PROBLEM DESCRIPTION –
Find each line containing the word "formazione" and report how many there are. Add nothing else.

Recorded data
_____

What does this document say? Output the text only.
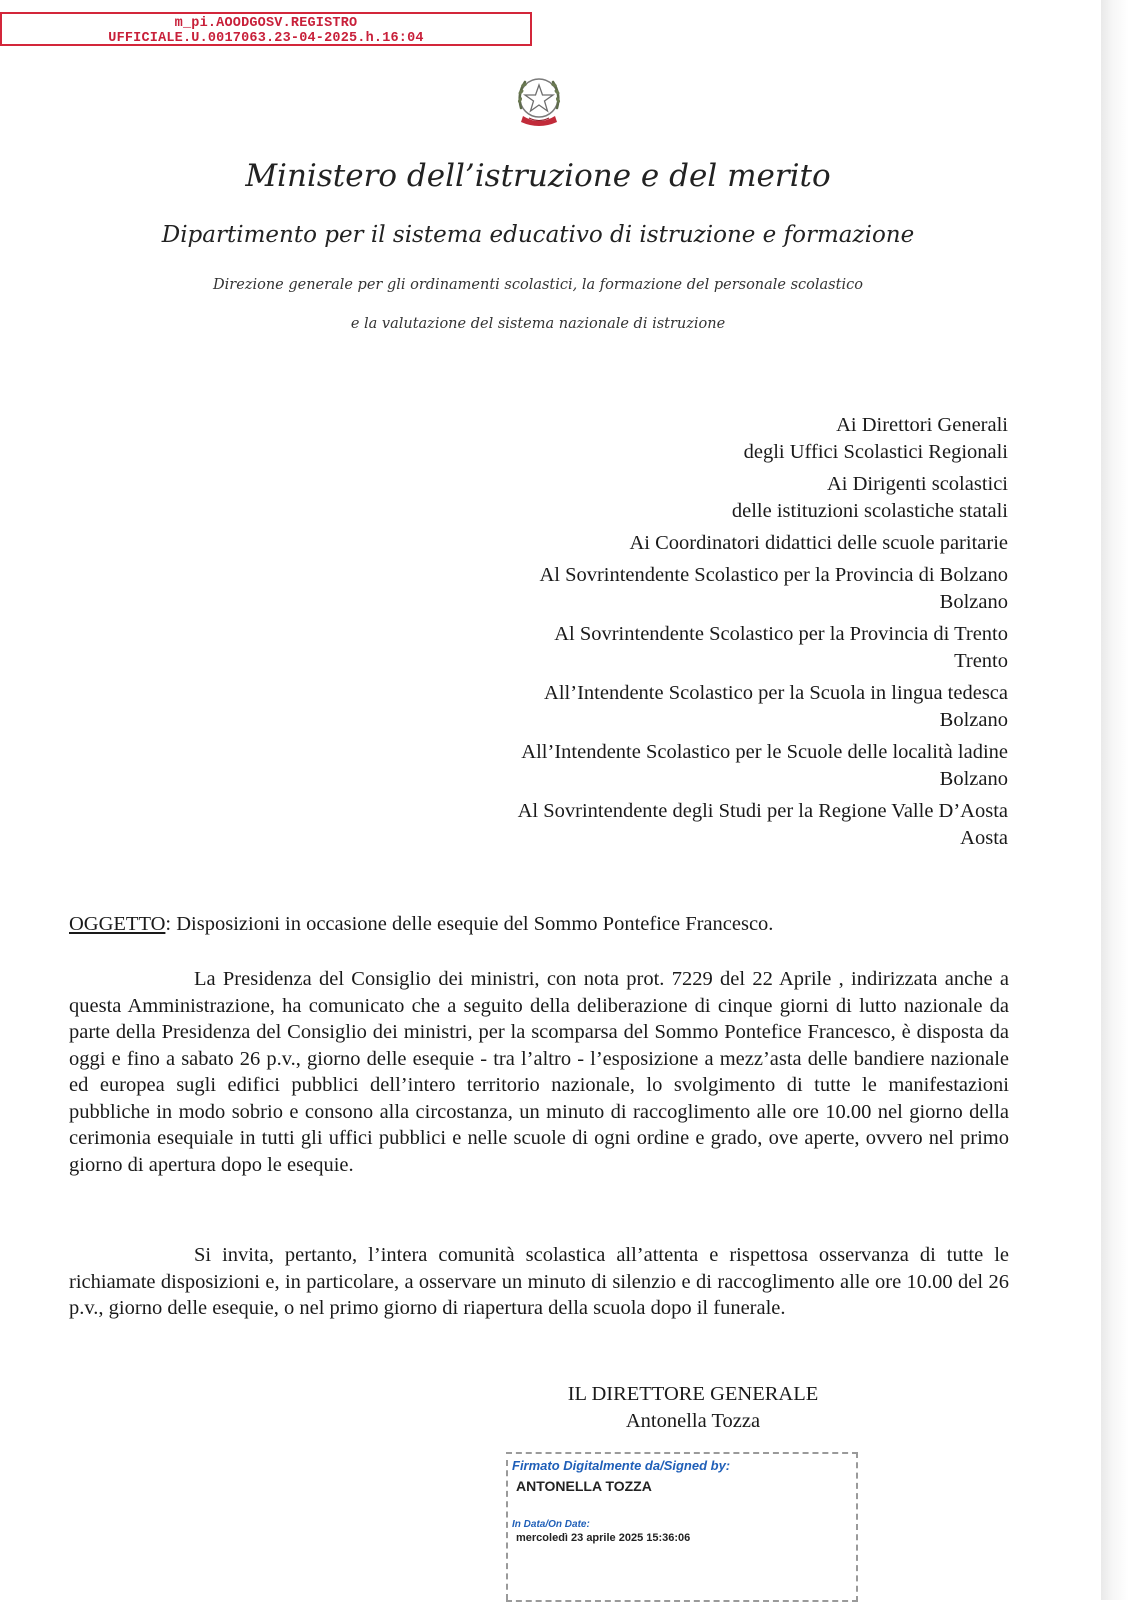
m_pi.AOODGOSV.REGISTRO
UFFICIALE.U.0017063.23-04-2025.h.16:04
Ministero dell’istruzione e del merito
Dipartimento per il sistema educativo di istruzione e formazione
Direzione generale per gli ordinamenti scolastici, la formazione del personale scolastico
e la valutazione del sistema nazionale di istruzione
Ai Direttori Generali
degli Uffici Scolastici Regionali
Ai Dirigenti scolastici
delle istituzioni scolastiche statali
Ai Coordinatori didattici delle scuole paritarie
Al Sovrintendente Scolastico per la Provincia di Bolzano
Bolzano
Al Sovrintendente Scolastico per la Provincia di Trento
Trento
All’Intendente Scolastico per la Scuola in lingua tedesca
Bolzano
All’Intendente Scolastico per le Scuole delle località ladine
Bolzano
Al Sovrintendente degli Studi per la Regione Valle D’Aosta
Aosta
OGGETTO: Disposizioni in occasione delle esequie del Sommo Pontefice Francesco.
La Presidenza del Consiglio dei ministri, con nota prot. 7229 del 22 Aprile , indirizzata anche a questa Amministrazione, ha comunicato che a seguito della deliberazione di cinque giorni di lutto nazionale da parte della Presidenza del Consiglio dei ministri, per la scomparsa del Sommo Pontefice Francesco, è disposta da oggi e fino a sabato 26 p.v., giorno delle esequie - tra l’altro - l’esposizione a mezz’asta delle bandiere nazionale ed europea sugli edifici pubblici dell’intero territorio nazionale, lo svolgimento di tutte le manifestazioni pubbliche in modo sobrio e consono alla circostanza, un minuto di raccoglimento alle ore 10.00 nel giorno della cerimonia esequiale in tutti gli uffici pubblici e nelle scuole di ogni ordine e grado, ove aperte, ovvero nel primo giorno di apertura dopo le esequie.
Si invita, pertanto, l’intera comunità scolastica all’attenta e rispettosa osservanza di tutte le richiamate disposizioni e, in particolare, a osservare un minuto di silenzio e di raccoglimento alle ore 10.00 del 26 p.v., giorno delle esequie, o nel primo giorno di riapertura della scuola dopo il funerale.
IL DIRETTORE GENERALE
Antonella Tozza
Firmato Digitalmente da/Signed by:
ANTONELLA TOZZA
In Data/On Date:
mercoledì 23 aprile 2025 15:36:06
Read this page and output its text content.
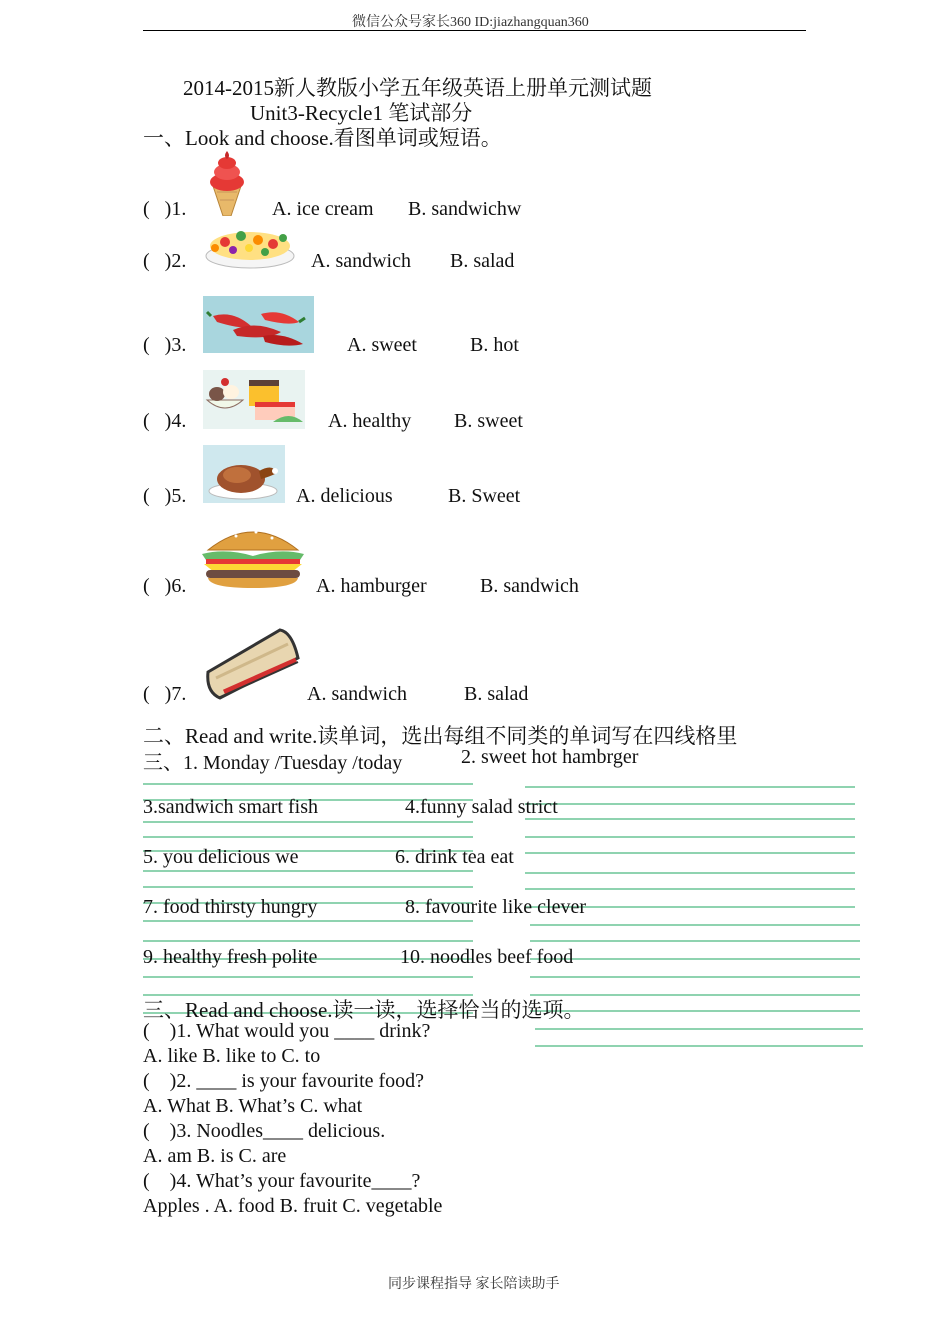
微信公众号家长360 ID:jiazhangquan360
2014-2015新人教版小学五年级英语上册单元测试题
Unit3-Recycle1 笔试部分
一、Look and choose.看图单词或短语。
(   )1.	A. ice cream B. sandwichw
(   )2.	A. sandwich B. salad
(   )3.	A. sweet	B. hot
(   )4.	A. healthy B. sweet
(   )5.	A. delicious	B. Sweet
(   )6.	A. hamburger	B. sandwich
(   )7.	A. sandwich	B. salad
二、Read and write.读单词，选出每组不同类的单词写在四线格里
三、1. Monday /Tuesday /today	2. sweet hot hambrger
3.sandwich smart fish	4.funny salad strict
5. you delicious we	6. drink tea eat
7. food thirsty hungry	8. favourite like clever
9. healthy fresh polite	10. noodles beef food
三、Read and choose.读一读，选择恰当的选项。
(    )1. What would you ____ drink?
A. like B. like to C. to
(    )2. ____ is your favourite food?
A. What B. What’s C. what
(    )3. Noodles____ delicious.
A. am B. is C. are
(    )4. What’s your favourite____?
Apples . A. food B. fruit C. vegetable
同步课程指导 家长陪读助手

_____

EXERCISE RESPONSE –
2